# start of DATA RECORDS

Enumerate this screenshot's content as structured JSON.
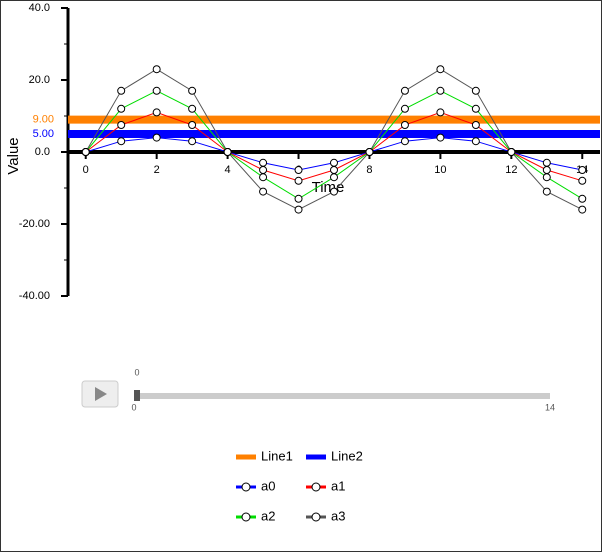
{
  "chart_data": {
    "type": "line",
    "x_label": "Time",
    "y_label": "Value",
    "x": [
      0,
      1,
      2,
      3,
      4,
      5,
      6,
      7,
      8,
      9,
      10,
      11,
      12,
      13,
      14
    ],
    "series": [
      {
        "name": "a0",
        "color": "#0000ff",
        "values": [
          0,
          3,
          4,
          3,
          0,
          -3,
          -5,
          -3,
          0,
          3,
          4,
          3,
          0,
          -3,
          -5
        ]
      },
      {
        "name": "a1",
        "color": "#ff0000",
        "values": [
          0,
          7.5,
          11,
          7.5,
          0,
          -5,
          -8,
          -5,
          0,
          7.5,
          11,
          7.5,
          0,
          -5,
          -8
        ]
      },
      {
        "name": "a2",
        "color": "#00dd00",
        "values": [
          0,
          12,
          17,
          12,
          0,
          -7,
          -13,
          -7,
          0,
          12,
          17,
          12,
          0,
          -7,
          -13
        ]
      },
      {
        "name": "a3",
        "color": "#555555",
        "values": [
          0,
          17,
          23,
          17,
          0,
          -11,
          -16,
          -11,
          0,
          17,
          23,
          17,
          0,
          -11,
          -16
        ]
      }
    ],
    "hlines": [
      {
        "name": "Line1",
        "color": "#ff8000",
        "value": 9,
        "value_label": "9.00"
      },
      {
        "name": "Line2",
        "color": "#0000ff",
        "value": 5,
        "value_label": "5.00"
      }
    ],
    "xlim": [
      -0.5,
      14.5
    ],
    "ylim": [
      -40,
      40
    ],
    "xticks": [
      0,
      2,
      4,
      6,
      8,
      10,
      12,
      14
    ],
    "yticks": [
      {
        "value": -40,
        "label": "-40.00"
      },
      {
        "value": -20,
        "label": "-20.00"
      },
      {
        "value": 0,
        "label": "0.0"
      },
      {
        "value": 20,
        "label": "20.0"
      },
      {
        "value": 40,
        "label": "40.0"
      }
    ],
    "yminorticks": [
      -30,
      -10,
      10,
      30
    ]
  },
  "player": {
    "value": 0,
    "min": 0,
    "max": 14
  }
}
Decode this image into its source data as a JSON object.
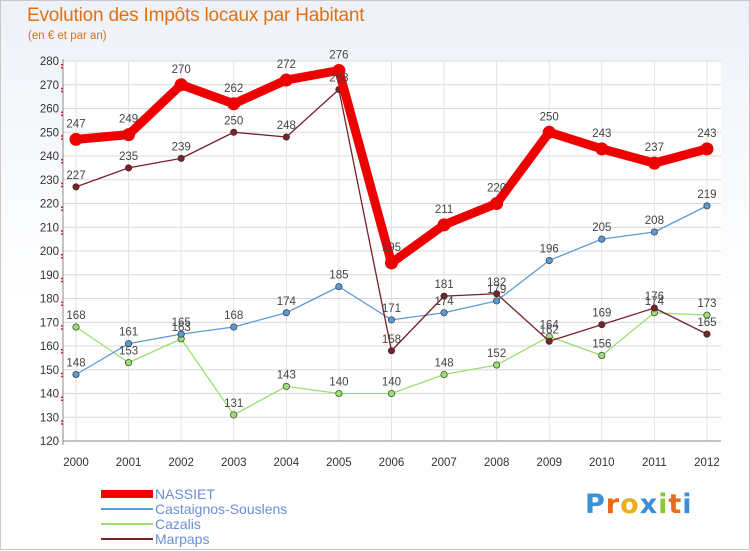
{
  "title": "Evolution des Impôts locaux par Habitant",
  "subtitle": "(en € et par an)",
  "logo": {
    "text": "Proxiti",
    "letters": [
      "P",
      "r",
      "o",
      "x",
      "i",
      "t",
      "i"
    ],
    "colors": [
      "#3a8fd8",
      "#e86a1a",
      "#e8b020",
      "#3a8fd8",
      "#8cc63f",
      "#e86a1a",
      "#3a8fd8"
    ]
  },
  "chart_data": {
    "type": "line",
    "title": "Evolution des Impôts locaux par Habitant",
    "subtitle": "(en € et par an)",
    "xlabel": "",
    "ylabel": "",
    "x": [
      "2000",
      "2001",
      "2002",
      "2003",
      "2004",
      "2005",
      "2006",
      "2007",
      "2008",
      "2009",
      "2010",
      "2011",
      "2012"
    ],
    "ylim": [
      120,
      280
    ],
    "yticks": [
      120,
      130,
      140,
      150,
      160,
      170,
      180,
      190,
      200,
      210,
      220,
      230,
      240,
      250,
      260,
      270,
      280
    ],
    "grid": true,
    "legend_position": "bottom-left",
    "series": [
      {
        "name": "NASSIET",
        "color": "#ee0000",
        "values": [
          247,
          249,
          270,
          262,
          272,
          276,
          195,
          211,
          220,
          250,
          243,
          237,
          243
        ]
      },
      {
        "name": "Castaignos-Souslens",
        "color": "#5b9bd5",
        "values": [
          148,
          161,
          165,
          168,
          174,
          185,
          171,
          174,
          179,
          196,
          205,
          208,
          219
        ]
      },
      {
        "name": "Cazalis",
        "color": "#99e070",
        "values": [
          168,
          153,
          163,
          131,
          143,
          140,
          140,
          148,
          152,
          164,
          156,
          174,
          173
        ]
      },
      {
        "name": "Marpaps",
        "color": "#7a2028",
        "values": [
          227,
          235,
          239,
          250,
          248,
          268,
          158,
          181,
          182,
          162,
          169,
          176,
          165
        ]
      }
    ]
  }
}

# end of DATA RECORDS

### CHALLENGE
Locate the word "locaux" in the entries, and copy every line where it is found.

### CORRECT ANSWER
  "title": "Evolution des Impôts locaux par Habitant",
    "title": "Evolution des Impôts locaux par Habitant",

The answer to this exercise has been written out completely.